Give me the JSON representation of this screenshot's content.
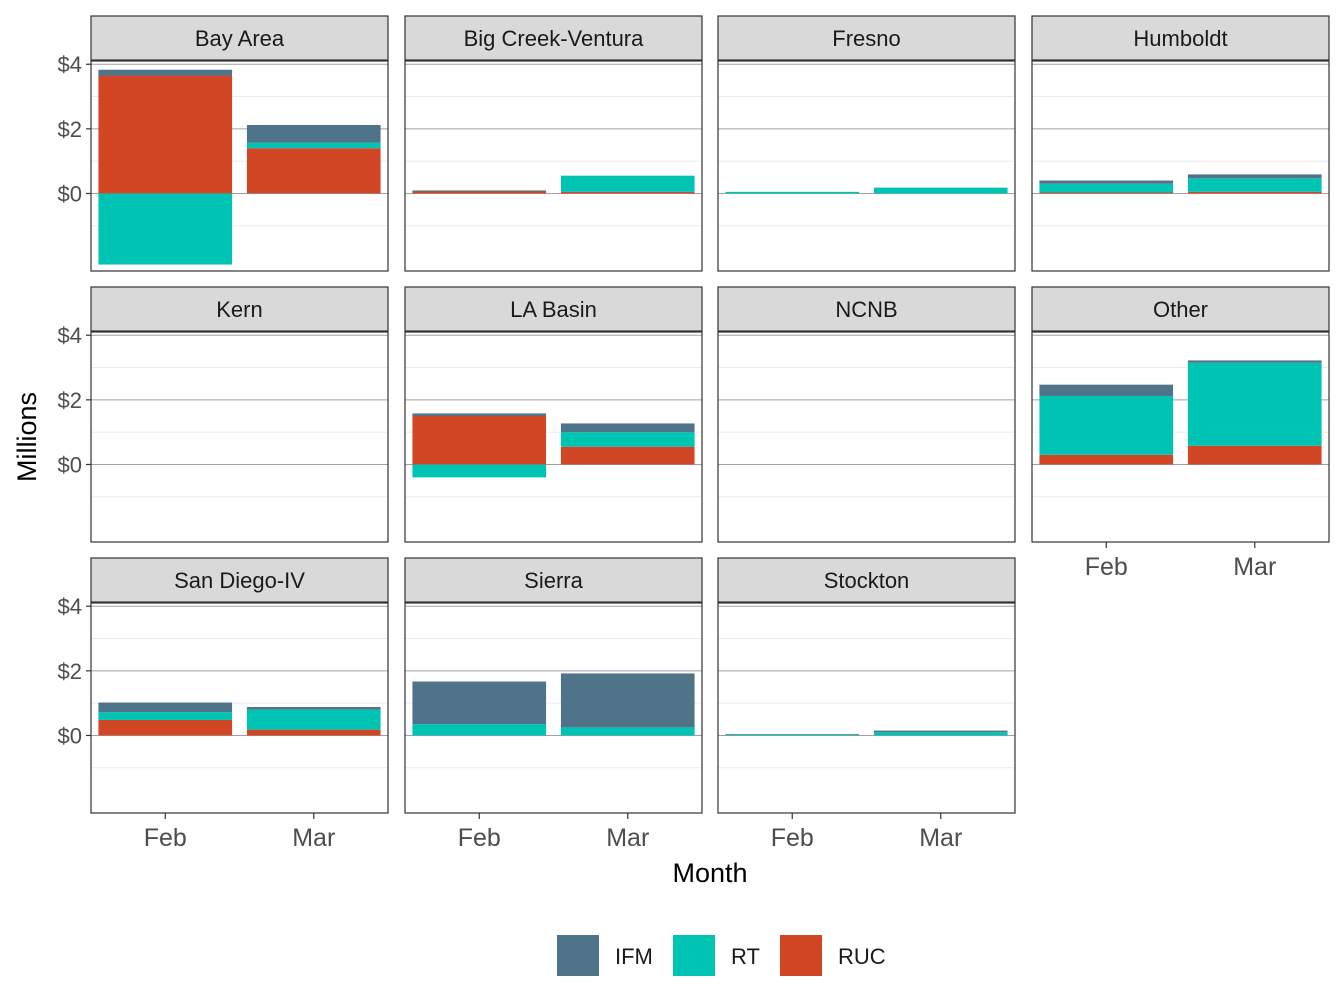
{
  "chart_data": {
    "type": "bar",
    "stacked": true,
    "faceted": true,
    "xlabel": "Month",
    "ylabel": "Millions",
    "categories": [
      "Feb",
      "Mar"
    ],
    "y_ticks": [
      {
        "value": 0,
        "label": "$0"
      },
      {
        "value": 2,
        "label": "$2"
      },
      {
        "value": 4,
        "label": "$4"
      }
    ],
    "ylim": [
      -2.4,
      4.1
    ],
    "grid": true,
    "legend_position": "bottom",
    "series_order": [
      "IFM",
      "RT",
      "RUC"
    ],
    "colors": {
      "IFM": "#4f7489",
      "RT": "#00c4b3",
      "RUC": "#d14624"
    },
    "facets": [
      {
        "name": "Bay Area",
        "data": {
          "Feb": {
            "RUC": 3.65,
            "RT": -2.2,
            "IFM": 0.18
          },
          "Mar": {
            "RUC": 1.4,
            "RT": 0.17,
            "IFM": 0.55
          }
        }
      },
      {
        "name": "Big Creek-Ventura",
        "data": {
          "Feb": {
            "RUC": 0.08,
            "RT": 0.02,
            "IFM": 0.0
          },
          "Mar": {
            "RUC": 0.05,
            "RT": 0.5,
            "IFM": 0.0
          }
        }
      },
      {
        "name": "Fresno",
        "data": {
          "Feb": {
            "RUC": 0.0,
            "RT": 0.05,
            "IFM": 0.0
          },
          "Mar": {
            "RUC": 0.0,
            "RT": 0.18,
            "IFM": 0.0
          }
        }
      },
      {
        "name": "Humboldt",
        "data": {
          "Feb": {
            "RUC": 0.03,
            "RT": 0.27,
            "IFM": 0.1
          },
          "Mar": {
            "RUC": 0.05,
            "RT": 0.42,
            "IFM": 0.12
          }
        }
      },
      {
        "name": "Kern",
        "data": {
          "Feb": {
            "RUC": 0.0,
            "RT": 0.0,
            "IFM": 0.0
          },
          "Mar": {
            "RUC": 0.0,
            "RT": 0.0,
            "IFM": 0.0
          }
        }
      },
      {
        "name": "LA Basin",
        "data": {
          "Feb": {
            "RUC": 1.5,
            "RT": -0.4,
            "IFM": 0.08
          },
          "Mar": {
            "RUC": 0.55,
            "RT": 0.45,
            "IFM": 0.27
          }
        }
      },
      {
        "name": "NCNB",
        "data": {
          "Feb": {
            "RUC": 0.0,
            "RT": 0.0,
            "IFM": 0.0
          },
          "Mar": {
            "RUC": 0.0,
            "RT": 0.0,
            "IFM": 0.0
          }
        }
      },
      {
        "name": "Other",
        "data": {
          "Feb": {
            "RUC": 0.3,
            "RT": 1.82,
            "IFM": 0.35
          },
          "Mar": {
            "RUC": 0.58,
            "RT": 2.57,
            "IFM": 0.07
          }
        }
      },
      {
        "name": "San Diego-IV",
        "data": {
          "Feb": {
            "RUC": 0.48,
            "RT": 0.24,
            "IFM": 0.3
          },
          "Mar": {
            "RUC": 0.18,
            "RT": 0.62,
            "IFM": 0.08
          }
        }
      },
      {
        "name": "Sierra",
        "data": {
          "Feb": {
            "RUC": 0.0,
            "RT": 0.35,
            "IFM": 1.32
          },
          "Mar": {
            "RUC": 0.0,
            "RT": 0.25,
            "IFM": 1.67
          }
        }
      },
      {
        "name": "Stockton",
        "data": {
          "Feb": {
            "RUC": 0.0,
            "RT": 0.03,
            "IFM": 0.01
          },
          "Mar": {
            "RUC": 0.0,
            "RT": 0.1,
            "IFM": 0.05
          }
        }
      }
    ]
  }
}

- - - - - - -

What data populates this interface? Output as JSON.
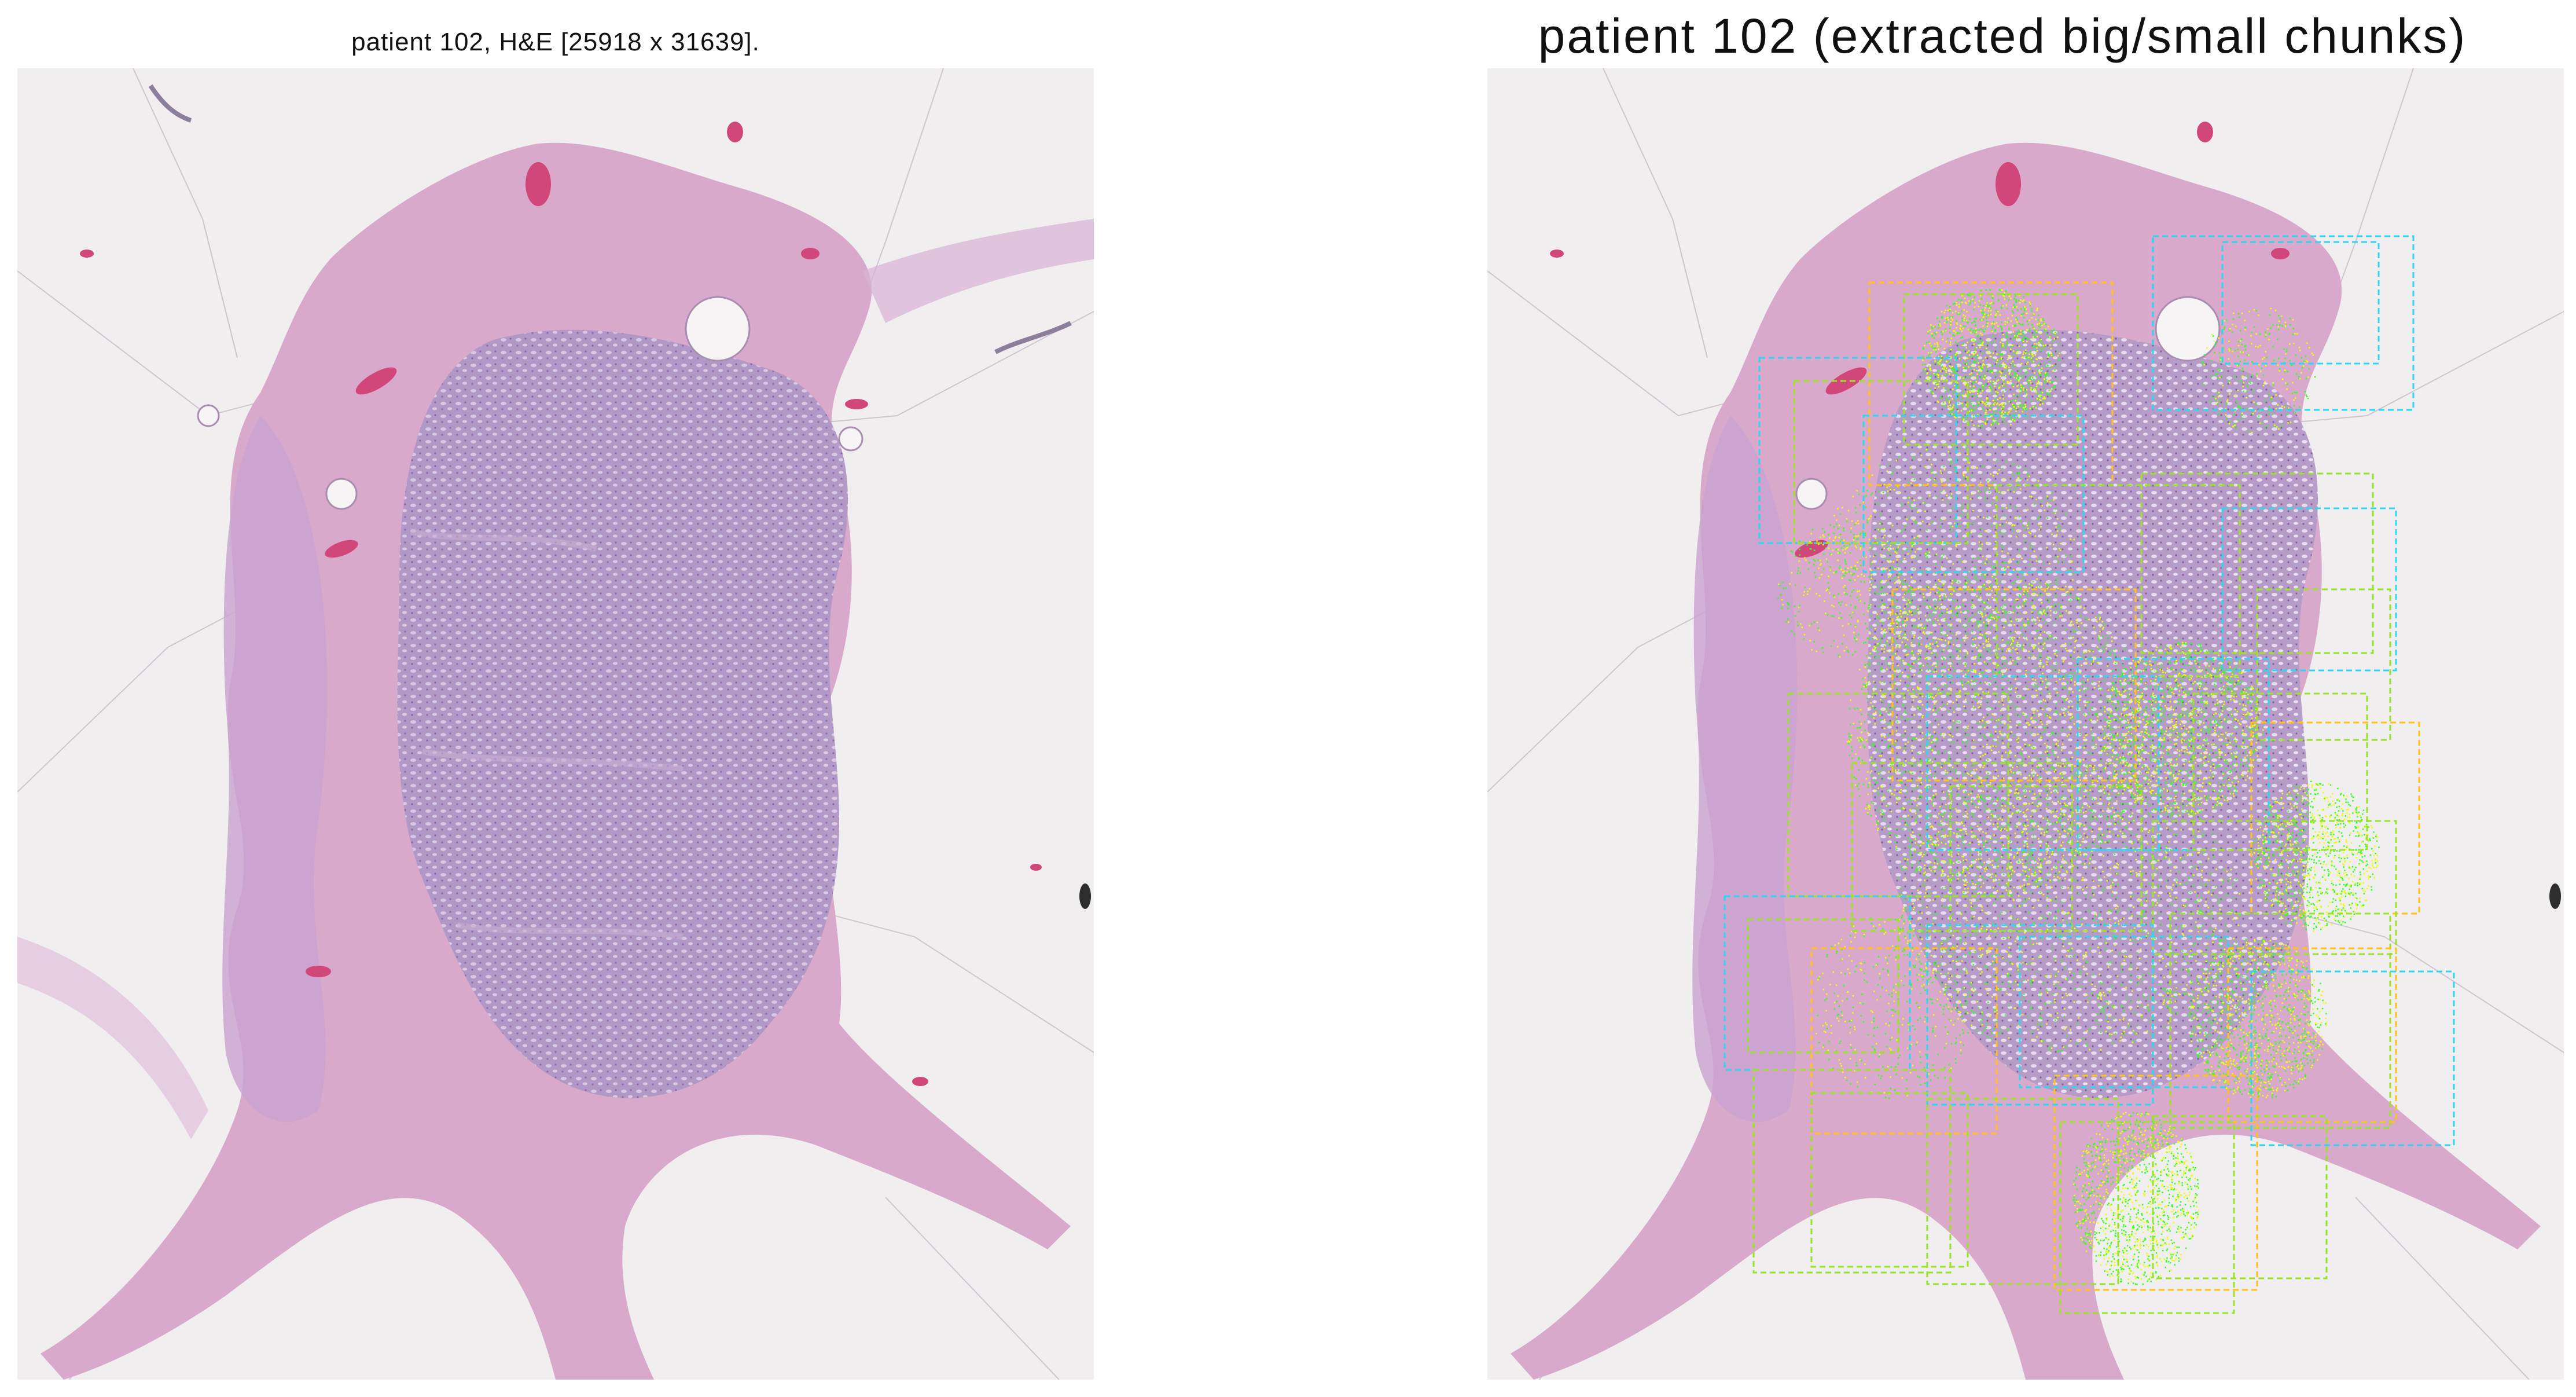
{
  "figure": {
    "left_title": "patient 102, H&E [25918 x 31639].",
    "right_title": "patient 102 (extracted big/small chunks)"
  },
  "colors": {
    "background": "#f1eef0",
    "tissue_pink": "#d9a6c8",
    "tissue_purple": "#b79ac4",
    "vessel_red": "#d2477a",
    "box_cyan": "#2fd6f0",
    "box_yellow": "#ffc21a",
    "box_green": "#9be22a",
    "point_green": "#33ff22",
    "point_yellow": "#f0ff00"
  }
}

- - - - - - -

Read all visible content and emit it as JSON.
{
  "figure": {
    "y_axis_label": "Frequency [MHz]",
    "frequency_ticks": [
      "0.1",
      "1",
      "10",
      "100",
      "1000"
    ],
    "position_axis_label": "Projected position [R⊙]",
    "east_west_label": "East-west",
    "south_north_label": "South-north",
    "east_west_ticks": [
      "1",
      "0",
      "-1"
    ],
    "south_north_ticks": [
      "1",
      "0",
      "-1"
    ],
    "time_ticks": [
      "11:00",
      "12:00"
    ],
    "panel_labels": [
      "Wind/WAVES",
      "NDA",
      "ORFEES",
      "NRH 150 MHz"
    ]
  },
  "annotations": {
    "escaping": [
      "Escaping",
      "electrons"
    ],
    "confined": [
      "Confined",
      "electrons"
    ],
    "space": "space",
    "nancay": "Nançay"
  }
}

- - - - - - -

## SHORT PROBLEM
Which lines hold the string "true"? Copy all of them from the data above.

## EXERCISE ANSWER
    "stacked": true,
    "faceted": true,
    "grid": true,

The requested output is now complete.